WRITTEN INSTRUCTION -
Return, word for word, the lines of the records below from the first line through the line containing "469, 325, 481]", with both ends included.

LISTING -
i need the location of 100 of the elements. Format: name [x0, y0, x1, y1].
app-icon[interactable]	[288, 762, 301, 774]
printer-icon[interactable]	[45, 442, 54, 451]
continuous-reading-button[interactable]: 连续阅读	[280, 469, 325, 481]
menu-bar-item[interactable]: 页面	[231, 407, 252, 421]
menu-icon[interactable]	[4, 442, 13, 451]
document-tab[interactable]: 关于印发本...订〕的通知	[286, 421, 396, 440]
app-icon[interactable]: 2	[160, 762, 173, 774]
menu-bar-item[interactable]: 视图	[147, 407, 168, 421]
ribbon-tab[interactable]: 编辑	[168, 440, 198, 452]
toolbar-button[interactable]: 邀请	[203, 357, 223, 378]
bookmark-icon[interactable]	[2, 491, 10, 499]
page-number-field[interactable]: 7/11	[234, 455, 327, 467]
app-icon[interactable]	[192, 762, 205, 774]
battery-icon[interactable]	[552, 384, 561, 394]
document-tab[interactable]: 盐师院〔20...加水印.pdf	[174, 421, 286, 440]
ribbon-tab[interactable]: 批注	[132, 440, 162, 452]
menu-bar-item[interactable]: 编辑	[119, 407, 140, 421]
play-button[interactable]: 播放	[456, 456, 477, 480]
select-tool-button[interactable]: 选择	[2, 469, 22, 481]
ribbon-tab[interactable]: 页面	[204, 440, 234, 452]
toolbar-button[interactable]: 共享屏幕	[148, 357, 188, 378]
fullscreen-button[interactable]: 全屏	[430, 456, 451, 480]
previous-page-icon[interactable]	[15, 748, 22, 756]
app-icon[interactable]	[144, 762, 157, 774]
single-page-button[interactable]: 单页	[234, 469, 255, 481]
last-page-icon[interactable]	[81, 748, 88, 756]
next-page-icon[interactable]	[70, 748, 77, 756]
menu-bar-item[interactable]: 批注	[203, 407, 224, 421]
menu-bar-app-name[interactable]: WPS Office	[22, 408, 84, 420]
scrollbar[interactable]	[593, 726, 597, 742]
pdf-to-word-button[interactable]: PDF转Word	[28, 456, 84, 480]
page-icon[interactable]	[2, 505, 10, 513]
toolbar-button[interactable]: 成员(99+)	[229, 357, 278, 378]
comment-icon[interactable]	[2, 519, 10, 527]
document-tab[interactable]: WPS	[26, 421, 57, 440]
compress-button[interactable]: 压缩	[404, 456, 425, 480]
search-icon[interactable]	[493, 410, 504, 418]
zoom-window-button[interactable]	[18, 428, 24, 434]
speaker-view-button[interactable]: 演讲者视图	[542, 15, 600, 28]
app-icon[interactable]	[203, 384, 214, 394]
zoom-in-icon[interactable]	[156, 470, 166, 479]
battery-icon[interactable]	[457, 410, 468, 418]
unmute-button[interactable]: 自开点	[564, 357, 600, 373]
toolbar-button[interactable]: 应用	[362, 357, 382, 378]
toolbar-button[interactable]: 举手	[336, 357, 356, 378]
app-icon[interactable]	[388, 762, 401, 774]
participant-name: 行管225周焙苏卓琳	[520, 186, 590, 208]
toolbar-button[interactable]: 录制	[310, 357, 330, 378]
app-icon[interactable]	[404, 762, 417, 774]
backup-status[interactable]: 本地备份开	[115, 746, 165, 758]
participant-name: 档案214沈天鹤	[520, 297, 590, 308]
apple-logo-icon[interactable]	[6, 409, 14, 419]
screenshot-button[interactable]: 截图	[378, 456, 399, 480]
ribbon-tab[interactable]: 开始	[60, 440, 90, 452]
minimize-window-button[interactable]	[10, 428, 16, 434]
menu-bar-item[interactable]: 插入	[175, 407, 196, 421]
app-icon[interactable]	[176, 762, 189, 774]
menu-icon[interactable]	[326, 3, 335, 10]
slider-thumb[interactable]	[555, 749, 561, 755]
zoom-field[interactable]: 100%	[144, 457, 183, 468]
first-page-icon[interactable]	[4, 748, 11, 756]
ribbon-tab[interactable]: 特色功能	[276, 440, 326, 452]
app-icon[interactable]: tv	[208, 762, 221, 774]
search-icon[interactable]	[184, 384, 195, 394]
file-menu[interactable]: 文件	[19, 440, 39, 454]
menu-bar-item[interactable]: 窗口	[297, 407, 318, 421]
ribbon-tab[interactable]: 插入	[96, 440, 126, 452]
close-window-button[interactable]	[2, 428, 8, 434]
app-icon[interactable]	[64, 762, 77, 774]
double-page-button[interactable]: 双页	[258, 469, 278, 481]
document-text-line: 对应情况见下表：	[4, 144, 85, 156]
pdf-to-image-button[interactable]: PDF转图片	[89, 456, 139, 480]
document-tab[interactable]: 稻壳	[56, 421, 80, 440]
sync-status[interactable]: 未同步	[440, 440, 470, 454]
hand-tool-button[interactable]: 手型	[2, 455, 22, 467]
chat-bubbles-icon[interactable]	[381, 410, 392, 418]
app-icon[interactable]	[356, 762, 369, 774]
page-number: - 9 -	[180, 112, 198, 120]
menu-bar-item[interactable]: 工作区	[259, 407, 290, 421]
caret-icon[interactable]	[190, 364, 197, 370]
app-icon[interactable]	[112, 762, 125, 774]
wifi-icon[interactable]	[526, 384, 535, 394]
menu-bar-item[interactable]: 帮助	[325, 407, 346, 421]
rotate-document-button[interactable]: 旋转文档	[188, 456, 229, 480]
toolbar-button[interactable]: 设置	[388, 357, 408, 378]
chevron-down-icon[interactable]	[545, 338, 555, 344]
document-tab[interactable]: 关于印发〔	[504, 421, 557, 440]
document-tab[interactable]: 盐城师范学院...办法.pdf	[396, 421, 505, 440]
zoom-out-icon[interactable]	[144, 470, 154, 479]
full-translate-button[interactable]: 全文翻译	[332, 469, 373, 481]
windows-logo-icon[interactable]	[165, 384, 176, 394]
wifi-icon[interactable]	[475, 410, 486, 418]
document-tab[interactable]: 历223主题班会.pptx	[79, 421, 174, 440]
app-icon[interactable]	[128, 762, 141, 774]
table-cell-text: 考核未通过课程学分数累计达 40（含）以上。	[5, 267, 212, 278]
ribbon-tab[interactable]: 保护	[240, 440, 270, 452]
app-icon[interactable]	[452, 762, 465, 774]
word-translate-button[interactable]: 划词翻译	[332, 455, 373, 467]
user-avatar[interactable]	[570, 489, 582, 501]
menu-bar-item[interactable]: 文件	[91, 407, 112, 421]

TASK RESPONSE -
i need the location of 100 of the elements. Format: name [x0, y0, x1, y1].
app-icon[interactable]	[288, 762, 301, 774]
printer-icon[interactable]	[45, 442, 54, 451]
continuous-reading-button[interactable]: 连续阅读	[280, 469, 325, 481]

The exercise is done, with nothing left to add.